Pick out every line holding the string "Español" and copy it.

..........

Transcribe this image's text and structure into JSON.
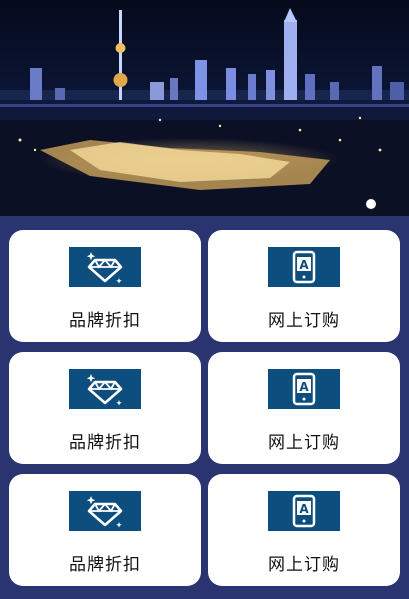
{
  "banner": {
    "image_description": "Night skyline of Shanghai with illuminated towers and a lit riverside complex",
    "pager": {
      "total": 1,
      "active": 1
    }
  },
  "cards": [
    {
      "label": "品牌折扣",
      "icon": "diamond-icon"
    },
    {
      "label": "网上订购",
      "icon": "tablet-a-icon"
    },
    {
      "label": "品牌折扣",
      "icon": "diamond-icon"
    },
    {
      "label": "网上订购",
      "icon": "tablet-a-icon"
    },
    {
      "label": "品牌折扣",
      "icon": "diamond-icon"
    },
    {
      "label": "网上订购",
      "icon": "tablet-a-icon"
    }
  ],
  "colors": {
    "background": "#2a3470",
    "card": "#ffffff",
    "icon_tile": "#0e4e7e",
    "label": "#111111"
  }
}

..........

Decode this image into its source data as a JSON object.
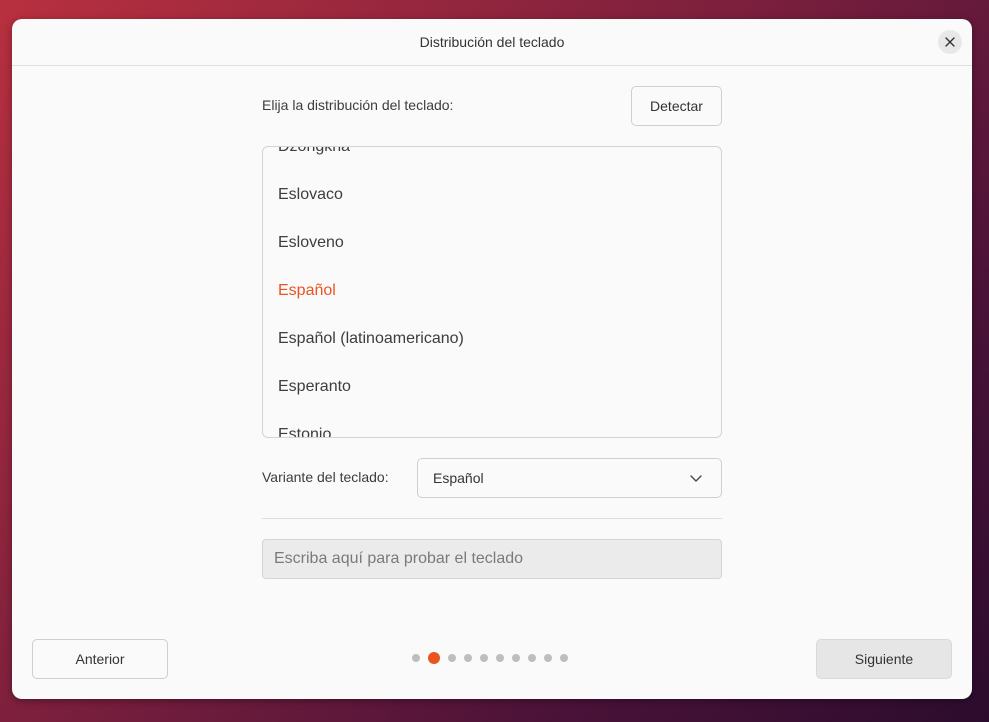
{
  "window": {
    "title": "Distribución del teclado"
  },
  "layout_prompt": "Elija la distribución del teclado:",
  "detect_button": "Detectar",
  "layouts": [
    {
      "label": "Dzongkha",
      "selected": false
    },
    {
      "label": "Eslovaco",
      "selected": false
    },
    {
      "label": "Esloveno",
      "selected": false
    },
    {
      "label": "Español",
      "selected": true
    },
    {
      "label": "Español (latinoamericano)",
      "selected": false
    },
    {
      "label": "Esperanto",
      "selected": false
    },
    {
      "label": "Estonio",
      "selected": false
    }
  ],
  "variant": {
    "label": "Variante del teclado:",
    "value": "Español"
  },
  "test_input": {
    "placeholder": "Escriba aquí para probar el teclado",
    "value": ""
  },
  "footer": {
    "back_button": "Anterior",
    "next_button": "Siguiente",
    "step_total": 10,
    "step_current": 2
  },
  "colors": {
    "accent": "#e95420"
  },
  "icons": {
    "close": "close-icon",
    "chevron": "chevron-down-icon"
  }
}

..........

▸ **Problem solution**:
      "label": "Español",
      "label": "Español (latinoamericano)",
    "value": "Español"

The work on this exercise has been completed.